◆ Objective
Could you print every record below exactly as it appears?

--*--

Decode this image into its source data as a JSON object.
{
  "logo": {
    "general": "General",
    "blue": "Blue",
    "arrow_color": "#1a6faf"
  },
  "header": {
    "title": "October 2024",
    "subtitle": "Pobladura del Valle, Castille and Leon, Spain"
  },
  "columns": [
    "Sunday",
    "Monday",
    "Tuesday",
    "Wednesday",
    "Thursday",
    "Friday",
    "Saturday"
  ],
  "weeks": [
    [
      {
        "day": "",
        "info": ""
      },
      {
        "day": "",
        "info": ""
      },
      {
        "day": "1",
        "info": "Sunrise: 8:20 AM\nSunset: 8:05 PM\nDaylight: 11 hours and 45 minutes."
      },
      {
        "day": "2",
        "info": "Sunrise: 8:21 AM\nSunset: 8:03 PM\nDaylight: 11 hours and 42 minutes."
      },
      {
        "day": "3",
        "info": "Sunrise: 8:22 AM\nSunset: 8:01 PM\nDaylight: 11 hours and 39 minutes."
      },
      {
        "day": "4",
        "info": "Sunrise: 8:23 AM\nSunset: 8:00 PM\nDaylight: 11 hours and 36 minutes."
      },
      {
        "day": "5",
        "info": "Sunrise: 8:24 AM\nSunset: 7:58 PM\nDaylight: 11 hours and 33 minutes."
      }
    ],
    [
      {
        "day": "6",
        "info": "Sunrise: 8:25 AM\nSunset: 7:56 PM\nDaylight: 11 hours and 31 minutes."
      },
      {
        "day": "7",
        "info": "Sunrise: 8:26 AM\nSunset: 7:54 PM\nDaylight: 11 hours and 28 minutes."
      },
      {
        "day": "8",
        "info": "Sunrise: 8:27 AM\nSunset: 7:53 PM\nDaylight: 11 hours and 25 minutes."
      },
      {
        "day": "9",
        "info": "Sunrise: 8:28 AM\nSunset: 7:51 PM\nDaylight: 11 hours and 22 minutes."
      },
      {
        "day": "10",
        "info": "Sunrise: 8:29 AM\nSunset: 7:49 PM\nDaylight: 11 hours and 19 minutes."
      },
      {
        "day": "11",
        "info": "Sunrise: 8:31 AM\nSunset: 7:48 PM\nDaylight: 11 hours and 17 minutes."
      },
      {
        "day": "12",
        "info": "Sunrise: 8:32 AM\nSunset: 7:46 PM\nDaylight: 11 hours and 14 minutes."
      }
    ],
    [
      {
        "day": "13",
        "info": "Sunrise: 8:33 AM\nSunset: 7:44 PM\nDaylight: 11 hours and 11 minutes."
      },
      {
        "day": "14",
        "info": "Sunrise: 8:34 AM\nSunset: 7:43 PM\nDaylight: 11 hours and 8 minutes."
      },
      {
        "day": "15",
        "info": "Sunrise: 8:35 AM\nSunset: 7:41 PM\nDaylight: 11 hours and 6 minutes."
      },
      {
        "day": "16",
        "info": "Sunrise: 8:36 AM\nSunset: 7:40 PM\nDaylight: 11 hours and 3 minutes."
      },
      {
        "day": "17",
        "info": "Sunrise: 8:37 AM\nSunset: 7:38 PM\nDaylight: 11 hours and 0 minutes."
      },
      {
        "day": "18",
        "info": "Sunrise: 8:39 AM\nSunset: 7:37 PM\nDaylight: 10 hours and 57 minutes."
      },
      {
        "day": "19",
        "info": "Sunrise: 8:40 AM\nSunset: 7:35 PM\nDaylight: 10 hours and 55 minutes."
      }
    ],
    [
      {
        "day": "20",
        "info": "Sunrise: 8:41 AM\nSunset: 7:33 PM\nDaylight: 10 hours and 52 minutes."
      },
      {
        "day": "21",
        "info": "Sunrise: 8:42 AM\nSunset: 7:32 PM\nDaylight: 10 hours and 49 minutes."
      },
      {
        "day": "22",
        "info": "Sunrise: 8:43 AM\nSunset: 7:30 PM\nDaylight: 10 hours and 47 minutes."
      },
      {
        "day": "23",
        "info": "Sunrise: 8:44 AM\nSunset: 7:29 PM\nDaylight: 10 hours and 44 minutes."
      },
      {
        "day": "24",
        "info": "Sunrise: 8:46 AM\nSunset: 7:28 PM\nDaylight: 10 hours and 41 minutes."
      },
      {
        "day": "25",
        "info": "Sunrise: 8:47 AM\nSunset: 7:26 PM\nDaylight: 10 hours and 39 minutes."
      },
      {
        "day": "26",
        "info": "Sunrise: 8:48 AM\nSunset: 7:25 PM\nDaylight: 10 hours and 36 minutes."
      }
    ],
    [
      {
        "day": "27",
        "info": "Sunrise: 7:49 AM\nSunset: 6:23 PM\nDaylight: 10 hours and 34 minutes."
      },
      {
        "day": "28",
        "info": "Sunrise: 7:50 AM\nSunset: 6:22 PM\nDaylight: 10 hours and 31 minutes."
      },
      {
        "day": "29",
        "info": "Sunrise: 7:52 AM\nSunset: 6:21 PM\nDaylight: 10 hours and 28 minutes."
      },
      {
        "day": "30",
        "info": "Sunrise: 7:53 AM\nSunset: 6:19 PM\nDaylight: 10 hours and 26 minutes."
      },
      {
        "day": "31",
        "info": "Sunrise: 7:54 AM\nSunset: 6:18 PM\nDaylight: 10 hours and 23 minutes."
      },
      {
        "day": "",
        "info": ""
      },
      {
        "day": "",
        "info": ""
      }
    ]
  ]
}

--*--

◆ Exercise response
Decode this image into its source data as a JSON object.
{
  "logo": {
    "general": "General",
    "blue": "Blue",
    "arrow_color": "#1a6faf"
  },
  "header": {
    "title": "October 2024",
    "subtitle": "Pobladura del Valle, Castille and Leon, Spain"
  },
  "columns": [
    "Sunday",
    "Monday",
    "Tuesday",
    "Wednesday",
    "Thursday",
    "Friday",
    "Saturday"
  ],
  "weeks": [
    [
      {
        "day": "",
        "info": ""
      },
      {
        "day": "",
        "info": ""
      },
      {
        "day": "1",
        "info": "Sunrise: 8:20 AM\nSunset: 8:05 PM\nDaylight: 11 hours and 45 minutes."
      },
      {
        "day": "2",
        "info": "Sunrise: 8:21 AM\nSunset: 8:03 PM\nDaylight: 11 hours and 42 minutes."
      },
      {
        "day": "3",
        "info": "Sunrise: 8:22 AM\nSunset: 8:01 PM\nDaylight: 11 hours and 39 minutes."
      },
      {
        "day": "4",
        "info": "Sunrise: 8:23 AM\nSunset: 8:00 PM\nDaylight: 11 hours and 36 minutes."
      },
      {
        "day": "5",
        "info": "Sunrise: 8:24 AM\nSunset: 7:58 PM\nDaylight: 11 hours and 33 minutes."
      }
    ],
    [
      {
        "day": "6",
        "info": "Sunrise: 8:25 AM\nSunset: 7:56 PM\nDaylight: 11 hours and 31 minutes."
      },
      {
        "day": "7",
        "info": "Sunrise: 8:26 AM\nSunset: 7:54 PM\nDaylight: 11 hours and 28 minutes."
      },
      {
        "day": "8",
        "info": "Sunrise: 8:27 AM\nSunset: 7:53 PM\nDaylight: 11 hours and 25 minutes."
      },
      {
        "day": "9",
        "info": "Sunrise: 8:28 AM\nSunset: 7:51 PM\nDaylight: 11 hours and 22 minutes."
      },
      {
        "day": "10",
        "info": "Sunrise: 8:29 AM\nSunset: 7:49 PM\nDaylight: 11 hours and 19 minutes."
      },
      {
        "day": "11",
        "info": "Sunrise: 8:31 AM\nSunset: 7:48 PM\nDaylight: 11 hours and 17 minutes."
      },
      {
        "day": "12",
        "info": "Sunrise: 8:32 AM\nSunset: 7:46 PM\nDaylight: 11 hours and 14 minutes."
      }
    ],
    [
      {
        "day": "13",
        "info": "Sunrise: 8:33 AM\nSunset: 7:44 PM\nDaylight: 11 hours and 11 minutes."
      },
      {
        "day": "14",
        "info": "Sunrise: 8:34 AM\nSunset: 7:43 PM\nDaylight: 11 hours and 8 minutes."
      },
      {
        "day": "15",
        "info": "Sunrise: 8:35 AM\nSunset: 7:41 PM\nDaylight: 11 hours and 6 minutes."
      },
      {
        "day": "16",
        "info": "Sunrise: 8:36 AM\nSunset: 7:40 PM\nDaylight: 11 hours and 3 minutes."
      },
      {
        "day": "17",
        "info": "Sunrise: 8:37 AM\nSunset: 7:38 PM\nDaylight: 11 hours and 0 minutes."
      },
      {
        "day": "18",
        "info": "Sunrise: 8:39 AM\nSunset: 7:37 PM\nDaylight: 10 hours and 57 minutes."
      },
      {
        "day": "19",
        "info": "Sunrise: 8:40 AM\nSunset: 7:35 PM\nDaylight: 10 hours and 55 minutes."
      }
    ],
    [
      {
        "day": "20",
        "info": "Sunrise: 8:41 AM\nSunset: 7:33 PM\nDaylight: 10 hours and 52 minutes."
      },
      {
        "day": "21",
        "info": "Sunrise: 8:42 AM\nSunset: 7:32 PM\nDaylight: 10 hours and 49 minutes."
      },
      {
        "day": "22",
        "info": "Sunrise: 8:43 AM\nSunset: 7:30 PM\nDaylight: 10 hours and 47 minutes."
      },
      {
        "day": "23",
        "info": "Sunrise: 8:44 AM\nSunset: 7:29 PM\nDaylight: 10 hours and 44 minutes."
      },
      {
        "day": "24",
        "info": "Sunrise: 8:46 AM\nSunset: 7:28 PM\nDaylight: 10 hours and 41 minutes."
      },
      {
        "day": "25",
        "info": "Sunrise: 8:47 AM\nSunset: 7:26 PM\nDaylight: 10 hours and 39 minutes."
      },
      {
        "day": "26",
        "info": "Sunrise: 8:48 AM\nSunset: 7:25 PM\nDaylight: 10 hours and 36 minutes."
      }
    ],
    [
      {
        "day": "27",
        "info": "Sunrise: 7:49 AM\nSunset: 6:23 PM\nDaylight: 10 hours and 34 minutes."
      },
      {
        "day": "28",
        "info": "Sunrise: 7:50 AM\nSunset: 6:22 PM\nDaylight: 10 hours and 31 minutes."
      },
      {
        "day": "29",
        "info": "Sunrise: 7:52 AM\nSunset: 6:21 PM\nDaylight: 10 hours and 28 minutes."
      },
      {
        "day": "30",
        "info": "Sunrise: 7:53 AM\nSunset: 6:19 PM\nDaylight: 10 hours and 26 minutes."
      },
      {
        "day": "31",
        "info": "Sunrise: 7:54 AM\nSunset: 6:18 PM\nDaylight: 10 hours and 23 minutes."
      },
      {
        "day": "",
        "info": ""
      },
      {
        "day": "",
        "info": ""
      }
    ]
  ]
}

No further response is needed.